Direction => Return all lines in the material below that contain "ylabel".

Records for the exercise =>
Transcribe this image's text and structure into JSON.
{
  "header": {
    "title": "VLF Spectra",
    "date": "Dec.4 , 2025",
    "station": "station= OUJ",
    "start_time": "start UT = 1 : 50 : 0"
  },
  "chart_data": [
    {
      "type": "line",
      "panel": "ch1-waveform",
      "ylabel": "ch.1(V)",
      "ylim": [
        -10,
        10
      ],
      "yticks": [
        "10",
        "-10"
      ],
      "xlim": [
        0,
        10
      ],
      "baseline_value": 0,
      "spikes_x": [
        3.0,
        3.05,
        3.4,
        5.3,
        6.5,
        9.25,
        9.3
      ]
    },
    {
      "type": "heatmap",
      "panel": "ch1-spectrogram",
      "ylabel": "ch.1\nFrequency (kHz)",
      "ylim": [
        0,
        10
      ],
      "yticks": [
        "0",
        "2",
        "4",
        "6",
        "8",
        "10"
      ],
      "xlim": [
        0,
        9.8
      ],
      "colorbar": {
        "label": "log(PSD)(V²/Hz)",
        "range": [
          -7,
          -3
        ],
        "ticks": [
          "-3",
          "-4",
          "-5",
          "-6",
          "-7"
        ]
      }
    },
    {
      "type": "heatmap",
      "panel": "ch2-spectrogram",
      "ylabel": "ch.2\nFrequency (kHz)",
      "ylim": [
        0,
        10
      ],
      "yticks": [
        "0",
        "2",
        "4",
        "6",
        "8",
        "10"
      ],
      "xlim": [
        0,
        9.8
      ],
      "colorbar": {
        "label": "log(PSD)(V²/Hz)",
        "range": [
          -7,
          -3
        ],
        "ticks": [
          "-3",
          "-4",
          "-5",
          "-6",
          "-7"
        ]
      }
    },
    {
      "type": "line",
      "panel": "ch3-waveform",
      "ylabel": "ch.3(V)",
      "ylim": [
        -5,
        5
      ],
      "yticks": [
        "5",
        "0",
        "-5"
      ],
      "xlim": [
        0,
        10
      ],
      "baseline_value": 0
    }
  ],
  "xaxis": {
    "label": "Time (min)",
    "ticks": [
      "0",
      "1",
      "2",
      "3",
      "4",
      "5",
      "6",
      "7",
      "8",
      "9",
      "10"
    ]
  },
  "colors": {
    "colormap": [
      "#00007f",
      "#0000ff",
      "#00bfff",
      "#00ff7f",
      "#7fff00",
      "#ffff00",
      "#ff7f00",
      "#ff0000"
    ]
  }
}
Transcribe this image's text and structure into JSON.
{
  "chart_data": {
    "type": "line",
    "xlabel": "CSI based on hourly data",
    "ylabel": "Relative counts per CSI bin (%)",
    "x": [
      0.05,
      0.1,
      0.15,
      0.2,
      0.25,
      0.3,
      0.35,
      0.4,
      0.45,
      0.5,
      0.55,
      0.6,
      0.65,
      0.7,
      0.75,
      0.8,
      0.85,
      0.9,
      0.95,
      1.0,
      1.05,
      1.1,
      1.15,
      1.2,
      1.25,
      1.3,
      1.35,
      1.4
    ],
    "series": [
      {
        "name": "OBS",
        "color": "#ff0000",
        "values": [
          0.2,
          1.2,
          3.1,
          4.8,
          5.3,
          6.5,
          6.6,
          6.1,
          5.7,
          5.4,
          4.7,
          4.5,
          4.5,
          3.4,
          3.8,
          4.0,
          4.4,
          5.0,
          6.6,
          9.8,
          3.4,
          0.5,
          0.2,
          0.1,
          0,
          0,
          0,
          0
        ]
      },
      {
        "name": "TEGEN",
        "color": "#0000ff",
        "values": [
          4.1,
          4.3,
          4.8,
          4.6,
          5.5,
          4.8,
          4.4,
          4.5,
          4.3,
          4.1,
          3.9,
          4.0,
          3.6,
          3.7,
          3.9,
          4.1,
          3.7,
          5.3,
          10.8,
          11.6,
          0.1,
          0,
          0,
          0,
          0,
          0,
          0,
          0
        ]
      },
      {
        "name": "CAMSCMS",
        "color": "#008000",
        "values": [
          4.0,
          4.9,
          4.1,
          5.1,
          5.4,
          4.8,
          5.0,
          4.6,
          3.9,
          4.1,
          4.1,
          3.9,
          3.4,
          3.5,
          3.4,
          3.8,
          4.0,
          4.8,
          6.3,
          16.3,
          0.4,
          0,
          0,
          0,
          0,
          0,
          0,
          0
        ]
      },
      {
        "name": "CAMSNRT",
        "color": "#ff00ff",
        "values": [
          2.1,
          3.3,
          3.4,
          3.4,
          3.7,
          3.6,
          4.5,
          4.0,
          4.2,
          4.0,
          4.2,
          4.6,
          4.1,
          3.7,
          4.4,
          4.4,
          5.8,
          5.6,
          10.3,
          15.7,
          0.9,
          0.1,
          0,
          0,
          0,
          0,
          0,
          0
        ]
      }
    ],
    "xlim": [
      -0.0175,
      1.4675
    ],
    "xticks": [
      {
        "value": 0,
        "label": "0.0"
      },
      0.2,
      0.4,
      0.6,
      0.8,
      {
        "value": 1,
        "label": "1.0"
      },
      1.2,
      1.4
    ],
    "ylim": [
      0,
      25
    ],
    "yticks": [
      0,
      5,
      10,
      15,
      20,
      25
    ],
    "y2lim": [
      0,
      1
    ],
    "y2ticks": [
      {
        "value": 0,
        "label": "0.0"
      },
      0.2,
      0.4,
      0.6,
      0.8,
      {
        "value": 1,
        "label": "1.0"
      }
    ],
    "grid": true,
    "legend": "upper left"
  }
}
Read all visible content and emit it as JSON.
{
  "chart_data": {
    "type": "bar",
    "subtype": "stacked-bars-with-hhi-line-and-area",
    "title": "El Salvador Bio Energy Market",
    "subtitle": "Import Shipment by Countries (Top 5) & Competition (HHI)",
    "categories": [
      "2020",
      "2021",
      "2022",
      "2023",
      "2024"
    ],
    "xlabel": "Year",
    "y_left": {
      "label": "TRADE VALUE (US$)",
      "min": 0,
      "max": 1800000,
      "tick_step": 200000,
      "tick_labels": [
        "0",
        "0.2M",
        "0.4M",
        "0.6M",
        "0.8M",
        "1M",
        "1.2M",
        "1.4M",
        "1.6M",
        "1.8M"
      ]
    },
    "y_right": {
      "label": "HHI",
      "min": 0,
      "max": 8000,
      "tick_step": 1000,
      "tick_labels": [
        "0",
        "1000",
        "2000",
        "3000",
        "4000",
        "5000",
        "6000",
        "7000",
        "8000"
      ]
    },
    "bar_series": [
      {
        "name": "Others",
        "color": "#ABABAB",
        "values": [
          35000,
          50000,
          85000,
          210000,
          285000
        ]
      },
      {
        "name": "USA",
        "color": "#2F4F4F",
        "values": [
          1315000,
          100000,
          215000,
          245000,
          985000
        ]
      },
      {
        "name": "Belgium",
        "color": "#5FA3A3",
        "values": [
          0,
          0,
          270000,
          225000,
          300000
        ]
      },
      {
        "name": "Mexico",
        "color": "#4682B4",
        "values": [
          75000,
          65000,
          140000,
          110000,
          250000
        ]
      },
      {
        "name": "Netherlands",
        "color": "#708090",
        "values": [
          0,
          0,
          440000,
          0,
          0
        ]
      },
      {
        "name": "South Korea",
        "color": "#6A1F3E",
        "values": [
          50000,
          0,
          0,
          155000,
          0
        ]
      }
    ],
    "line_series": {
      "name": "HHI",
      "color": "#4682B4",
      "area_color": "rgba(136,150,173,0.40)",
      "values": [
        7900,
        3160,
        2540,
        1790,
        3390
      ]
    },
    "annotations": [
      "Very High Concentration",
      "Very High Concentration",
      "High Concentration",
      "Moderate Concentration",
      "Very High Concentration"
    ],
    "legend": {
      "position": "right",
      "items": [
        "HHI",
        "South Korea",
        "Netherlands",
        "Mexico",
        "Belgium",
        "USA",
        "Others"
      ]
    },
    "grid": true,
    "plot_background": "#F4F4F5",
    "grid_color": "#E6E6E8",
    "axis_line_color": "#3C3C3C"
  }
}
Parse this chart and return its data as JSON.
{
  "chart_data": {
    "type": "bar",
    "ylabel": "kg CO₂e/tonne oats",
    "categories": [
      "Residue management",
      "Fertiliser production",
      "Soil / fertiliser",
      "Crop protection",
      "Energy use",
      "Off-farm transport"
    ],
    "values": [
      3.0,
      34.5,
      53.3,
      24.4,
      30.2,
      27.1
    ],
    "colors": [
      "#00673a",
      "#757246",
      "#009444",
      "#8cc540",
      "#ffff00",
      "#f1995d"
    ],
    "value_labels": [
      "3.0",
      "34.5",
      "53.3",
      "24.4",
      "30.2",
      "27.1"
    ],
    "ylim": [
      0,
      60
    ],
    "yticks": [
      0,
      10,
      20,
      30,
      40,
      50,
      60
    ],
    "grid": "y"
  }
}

Correct response =>
      "ylabel": "ch.1(V)",
      "ylabel": "ch.1\nFrequency (kHz)",
      "ylabel": "ch.2\nFrequency (kHz)",
      "ylabel": "ch.3(V)",
    "ylabel": "Relative counts per CSI bin (%)",
    "ylabel": "kg CO₂e/tonne oats",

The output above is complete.